— Start —
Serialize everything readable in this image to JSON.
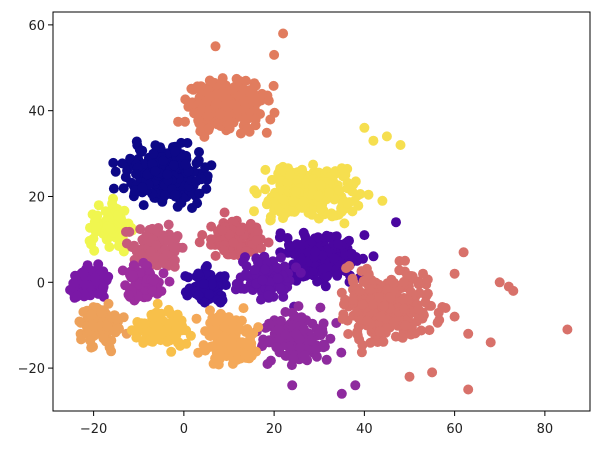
{
  "chart_data": {
    "type": "scatter",
    "title": "",
    "xlabel": "",
    "ylabel": "",
    "xlim": [
      -29,
      90
    ],
    "ylim": [
      -30,
      63
    ],
    "grid": false,
    "legend": "none",
    "x_ticks": [
      -20,
      0,
      20,
      40,
      60,
      80
    ],
    "y_ticks": [
      -20,
      0,
      20,
      40,
      60
    ],
    "x_tick_labels": [
      "−20",
      "0",
      "20",
      "40",
      "60",
      "80"
    ],
    "y_tick_labels": [
      "−20",
      "0",
      "20",
      "40",
      "60"
    ],
    "clusters": [
      {
        "color": "#0d0887",
        "center": [
          -4,
          25
        ],
        "spread": [
          8,
          5.5
        ],
        "count": 260
      },
      {
        "color": "#e17c5e",
        "center": [
          9,
          41
        ],
        "spread": [
          8,
          5.5
        ],
        "count": 220
      },
      {
        "color": "#f6df4f",
        "center": [
          28,
          21
        ],
        "spread": [
          9,
          6
        ],
        "count": 230
      },
      {
        "color": "#f0f64f",
        "center": [
          -16,
          13
        ],
        "spread": [
          4,
          4
        ],
        "count": 110
      },
      {
        "color": "#c75a7b",
        "center": [
          -6,
          8
        ],
        "spread": [
          5,
          4
        ],
        "count": 110
      },
      {
        "color": "#cd5d6f",
        "center": [
          11,
          10
        ],
        "spread": [
          5,
          4
        ],
        "count": 120
      },
      {
        "color": "#4a06a0",
        "center": [
          30,
          6
        ],
        "spread": [
          8,
          5
        ],
        "count": 200
      },
      {
        "color": "#7a18a6",
        "center": [
          -21,
          0
        ],
        "spread": [
          3.5,
          3.5
        ],
        "count": 90
      },
      {
        "color": "#9c2d9e",
        "center": [
          -9,
          0
        ],
        "spread": [
          4,
          3.5
        ],
        "count": 90
      },
      {
        "color": "#2e079d",
        "center": [
          5,
          -1
        ],
        "spread": [
          4,
          3.5
        ],
        "count": 90
      },
      {
        "color": "#6313a6",
        "center": [
          18,
          1
        ],
        "spread": [
          5,
          4
        ],
        "count": 110
      },
      {
        "color": "#8e2a9e",
        "center": [
          25,
          -13
        ],
        "spread": [
          6,
          5
        ],
        "count": 150
      },
      {
        "color": "#d8716a",
        "center": [
          45,
          -5
        ],
        "spread": [
          9,
          8
        ],
        "count": 260
      },
      {
        "color": "#eda15a",
        "center": [
          -18,
          -10
        ],
        "spread": [
          4,
          4
        ],
        "count": 110
      },
      {
        "color": "#f8c04a",
        "center": [
          -5,
          -11
        ],
        "spread": [
          5,
          4
        ],
        "count": 120
      },
      {
        "color": "#f4a858",
        "center": [
          10,
          -13
        ],
        "spread": [
          5,
          5
        ],
        "count": 130
      }
    ],
    "outliers": [
      [
        85,
        -11
      ],
      [
        72,
        -1
      ],
      [
        73,
        -2
      ],
      [
        70,
        0
      ],
      [
        63,
        -25
      ],
      [
        68,
        -14
      ],
      [
        62,
        7
      ],
      [
        58,
        -6
      ],
      [
        60,
        2
      ],
      [
        22,
        58
      ],
      [
        7,
        55
      ],
      [
        20,
        53
      ],
      [
        48,
        32
      ],
      [
        42,
        33
      ],
      [
        40,
        36
      ],
      [
        45,
        34
      ],
      [
        44,
        19
      ],
      [
        47,
        14
      ],
      [
        50,
        -22
      ],
      [
        55,
        -21
      ],
      [
        60,
        -8
      ],
      [
        40,
        11
      ],
      [
        38,
        -24
      ],
      [
        35,
        -26
      ],
      [
        24,
        -24
      ],
      [
        49,
        5
      ],
      [
        53,
        2
      ],
      [
        63,
        -12
      ]
    ]
  }
}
— End —
Transcribe the material exactly, leaving every picture out.

Response to this exercise:
Serialize everything readable in this image to JSON.
{
  "chart_data": {
    "type": "scatter",
    "title": "",
    "xlabel": "",
    "ylabel": "",
    "xlim": [
      -29,
      90
    ],
    "ylim": [
      -30,
      63
    ],
    "grid": false,
    "legend": "none",
    "x_ticks": [
      -20,
      0,
      20,
      40,
      60,
      80
    ],
    "y_ticks": [
      -20,
      0,
      20,
      40,
      60
    ],
    "x_tick_labels": [
      "−20",
      "0",
      "20",
      "40",
      "60",
      "80"
    ],
    "y_tick_labels": [
      "−20",
      "0",
      "20",
      "40",
      "60"
    ],
    "clusters": [
      {
        "color": "#0d0887",
        "center": [
          -4,
          25
        ],
        "spread": [
          8,
          5.5
        ],
        "count": 260
      },
      {
        "color": "#e17c5e",
        "center": [
          9,
          41
        ],
        "spread": [
          8,
          5.5
        ],
        "count": 220
      },
      {
        "color": "#f6df4f",
        "center": [
          28,
          21
        ],
        "spread": [
          9,
          6
        ],
        "count": 230
      },
      {
        "color": "#f0f64f",
        "center": [
          -16,
          13
        ],
        "spread": [
          4,
          4
        ],
        "count": 110
      },
      {
        "color": "#c75a7b",
        "center": [
          -6,
          8
        ],
        "spread": [
          5,
          4
        ],
        "count": 110
      },
      {
        "color": "#cd5d6f",
        "center": [
          11,
          10
        ],
        "spread": [
          5,
          4
        ],
        "count": 120
      },
      {
        "color": "#4a06a0",
        "center": [
          30,
          6
        ],
        "spread": [
          8,
          5
        ],
        "count": 200
      },
      {
        "color": "#7a18a6",
        "center": [
          -21,
          0
        ],
        "spread": [
          3.5,
          3.5
        ],
        "count": 90
      },
      {
        "color": "#9c2d9e",
        "center": [
          -9,
          0
        ],
        "spread": [
          4,
          3.5
        ],
        "count": 90
      },
      {
        "color": "#2e079d",
        "center": [
          5,
          -1
        ],
        "spread": [
          4,
          3.5
        ],
        "count": 90
      },
      {
        "color": "#6313a6",
        "center": [
          18,
          1
        ],
        "spread": [
          5,
          4
        ],
        "count": 110
      },
      {
        "color": "#8e2a9e",
        "center": [
          25,
          -13
        ],
        "spread": [
          6,
          5
        ],
        "count": 150
      },
      {
        "color": "#d8716a",
        "center": [
          45,
          -5
        ],
        "spread": [
          9,
          8
        ],
        "count": 260
      },
      {
        "color": "#eda15a",
        "center": [
          -18,
          -10
        ],
        "spread": [
          4,
          4
        ],
        "count": 110
      },
      {
        "color": "#f8c04a",
        "center": [
          -5,
          -11
        ],
        "spread": [
          5,
          4
        ],
        "count": 120
      },
      {
        "color": "#f4a858",
        "center": [
          10,
          -13
        ],
        "spread": [
          5,
          5
        ],
        "count": 130
      }
    ],
    "outliers": [
      [
        85,
        -11
      ],
      [
        72,
        -1
      ],
      [
        73,
        -2
      ],
      [
        70,
        0
      ],
      [
        63,
        -25
      ],
      [
        68,
        -14
      ],
      [
        62,
        7
      ],
      [
        58,
        -6
      ],
      [
        60,
        2
      ],
      [
        22,
        58
      ],
      [
        7,
        55
      ],
      [
        20,
        53
      ],
      [
        48,
        32
      ],
      [
        42,
        33
      ],
      [
        40,
        36
      ],
      [
        45,
        34
      ],
      [
        44,
        19
      ],
      [
        47,
        14
      ],
      [
        50,
        -22
      ],
      [
        55,
        -21
      ],
      [
        60,
        -8
      ],
      [
        40,
        11
      ],
      [
        38,
        -24
      ],
      [
        35,
        -26
      ],
      [
        24,
        -24
      ],
      [
        49,
        5
      ],
      [
        53,
        2
      ],
      [
        63,
        -12
      ]
    ]
  }
}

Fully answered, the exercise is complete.